Copy out the data exactly, leaving the pictures behind.

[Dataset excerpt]

● ● ● ● ●

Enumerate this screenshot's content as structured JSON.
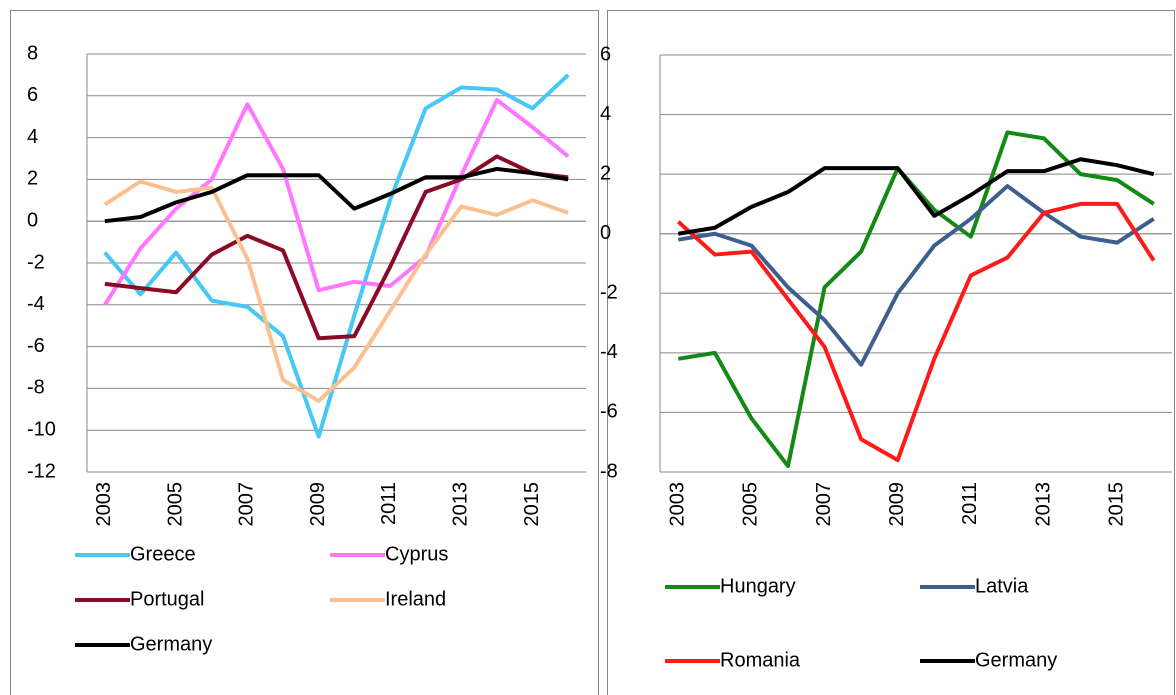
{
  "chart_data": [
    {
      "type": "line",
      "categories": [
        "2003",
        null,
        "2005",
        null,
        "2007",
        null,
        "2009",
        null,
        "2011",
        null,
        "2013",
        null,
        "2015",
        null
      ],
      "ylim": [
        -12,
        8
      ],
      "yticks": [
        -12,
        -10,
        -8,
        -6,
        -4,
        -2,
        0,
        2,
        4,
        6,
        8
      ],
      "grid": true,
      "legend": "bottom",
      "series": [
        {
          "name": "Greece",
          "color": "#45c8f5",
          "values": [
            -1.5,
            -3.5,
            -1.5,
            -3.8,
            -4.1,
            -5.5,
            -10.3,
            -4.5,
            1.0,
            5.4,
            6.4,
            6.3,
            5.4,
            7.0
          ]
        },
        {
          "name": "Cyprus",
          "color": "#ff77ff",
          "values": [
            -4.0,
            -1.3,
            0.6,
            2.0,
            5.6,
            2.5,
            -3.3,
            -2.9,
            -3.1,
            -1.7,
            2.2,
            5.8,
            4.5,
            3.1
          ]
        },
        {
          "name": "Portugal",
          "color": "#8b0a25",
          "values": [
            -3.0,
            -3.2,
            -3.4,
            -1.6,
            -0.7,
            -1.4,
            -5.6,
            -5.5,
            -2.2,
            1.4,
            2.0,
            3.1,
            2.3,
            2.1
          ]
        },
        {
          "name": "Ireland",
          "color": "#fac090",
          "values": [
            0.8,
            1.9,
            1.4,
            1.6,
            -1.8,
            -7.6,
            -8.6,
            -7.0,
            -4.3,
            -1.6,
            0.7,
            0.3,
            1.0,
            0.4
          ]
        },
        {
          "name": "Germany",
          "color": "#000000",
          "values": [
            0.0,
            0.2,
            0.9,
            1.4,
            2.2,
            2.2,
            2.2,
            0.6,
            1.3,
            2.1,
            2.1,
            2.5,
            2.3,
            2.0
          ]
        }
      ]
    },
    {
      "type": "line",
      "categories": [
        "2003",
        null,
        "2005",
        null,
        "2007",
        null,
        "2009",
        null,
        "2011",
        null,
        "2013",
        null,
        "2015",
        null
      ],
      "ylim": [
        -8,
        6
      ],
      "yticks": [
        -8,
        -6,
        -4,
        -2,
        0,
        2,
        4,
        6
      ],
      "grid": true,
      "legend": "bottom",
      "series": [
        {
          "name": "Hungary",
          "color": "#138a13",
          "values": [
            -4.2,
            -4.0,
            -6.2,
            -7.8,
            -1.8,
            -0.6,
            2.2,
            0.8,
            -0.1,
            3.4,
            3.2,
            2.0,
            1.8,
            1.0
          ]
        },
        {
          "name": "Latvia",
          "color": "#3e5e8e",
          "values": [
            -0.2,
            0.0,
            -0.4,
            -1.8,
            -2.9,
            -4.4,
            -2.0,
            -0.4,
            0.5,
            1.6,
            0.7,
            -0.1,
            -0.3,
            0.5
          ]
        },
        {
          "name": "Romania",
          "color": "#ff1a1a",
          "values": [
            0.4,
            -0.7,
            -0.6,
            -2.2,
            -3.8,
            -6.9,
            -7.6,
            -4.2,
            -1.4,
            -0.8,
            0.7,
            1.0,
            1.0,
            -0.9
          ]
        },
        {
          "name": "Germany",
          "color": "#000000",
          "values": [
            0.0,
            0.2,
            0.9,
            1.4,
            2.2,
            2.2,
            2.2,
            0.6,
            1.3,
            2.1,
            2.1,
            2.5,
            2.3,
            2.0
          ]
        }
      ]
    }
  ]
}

● ● ● ● ●

Problem solution.
Enumerate this screenshot's content as structured JSON.
{
  "chart_data": [
    {
      "type": "line",
      "categories": [
        "2003",
        null,
        "2005",
        null,
        "2007",
        null,
        "2009",
        null,
        "2011",
        null,
        "2013",
        null,
        "2015",
        null
      ],
      "ylim": [
        -12,
        8
      ],
      "yticks": [
        -12,
        -10,
        -8,
        -6,
        -4,
        -2,
        0,
        2,
        4,
        6,
        8
      ],
      "grid": true,
      "legend": "bottom",
      "series": [
        {
          "name": "Greece",
          "color": "#45c8f5",
          "values": [
            -1.5,
            -3.5,
            -1.5,
            -3.8,
            -4.1,
            -5.5,
            -10.3,
            -4.5,
            1.0,
            5.4,
            6.4,
            6.3,
            5.4,
            7.0
          ]
        },
        {
          "name": "Cyprus",
          "color": "#ff77ff",
          "values": [
            -4.0,
            -1.3,
            0.6,
            2.0,
            5.6,
            2.5,
            -3.3,
            -2.9,
            -3.1,
            -1.7,
            2.2,
            5.8,
            4.5,
            3.1
          ]
        },
        {
          "name": "Portugal",
          "color": "#8b0a25",
          "values": [
            -3.0,
            -3.2,
            -3.4,
            -1.6,
            -0.7,
            -1.4,
            -5.6,
            -5.5,
            -2.2,
            1.4,
            2.0,
            3.1,
            2.3,
            2.1
          ]
        },
        {
          "name": "Ireland",
          "color": "#fac090",
          "values": [
            0.8,
            1.9,
            1.4,
            1.6,
            -1.8,
            -7.6,
            -8.6,
            -7.0,
            -4.3,
            -1.6,
            0.7,
            0.3,
            1.0,
            0.4
          ]
        },
        {
          "name": "Germany",
          "color": "#000000",
          "values": [
            0.0,
            0.2,
            0.9,
            1.4,
            2.2,
            2.2,
            2.2,
            0.6,
            1.3,
            2.1,
            2.1,
            2.5,
            2.3,
            2.0
          ]
        }
      ]
    },
    {
      "type": "line",
      "categories": [
        "2003",
        null,
        "2005",
        null,
        "2007",
        null,
        "2009",
        null,
        "2011",
        null,
        "2013",
        null,
        "2015",
        null
      ],
      "ylim": [
        -8,
        6
      ],
      "yticks": [
        -8,
        -6,
        -4,
        -2,
        0,
        2,
        4,
        6
      ],
      "grid": true,
      "legend": "bottom",
      "series": [
        {
          "name": "Hungary",
          "color": "#138a13",
          "values": [
            -4.2,
            -4.0,
            -6.2,
            -7.8,
            -1.8,
            -0.6,
            2.2,
            0.8,
            -0.1,
            3.4,
            3.2,
            2.0,
            1.8,
            1.0
          ]
        },
        {
          "name": "Latvia",
          "color": "#3e5e8e",
          "values": [
            -0.2,
            0.0,
            -0.4,
            -1.8,
            -2.9,
            -4.4,
            -2.0,
            -0.4,
            0.5,
            1.6,
            0.7,
            -0.1,
            -0.3,
            0.5
          ]
        },
        {
          "name": "Romania",
          "color": "#ff1a1a",
          "values": [
            0.4,
            -0.7,
            -0.6,
            -2.2,
            -3.8,
            -6.9,
            -7.6,
            -4.2,
            -1.4,
            -0.8,
            0.7,
            1.0,
            1.0,
            -0.9
          ]
        },
        {
          "name": "Germany",
          "color": "#000000",
          "values": [
            0.0,
            0.2,
            0.9,
            1.4,
            2.2,
            2.2,
            2.2,
            0.6,
            1.3,
            2.1,
            2.1,
            2.5,
            2.3,
            2.0
          ]
        }
      ]
    }
  ]
}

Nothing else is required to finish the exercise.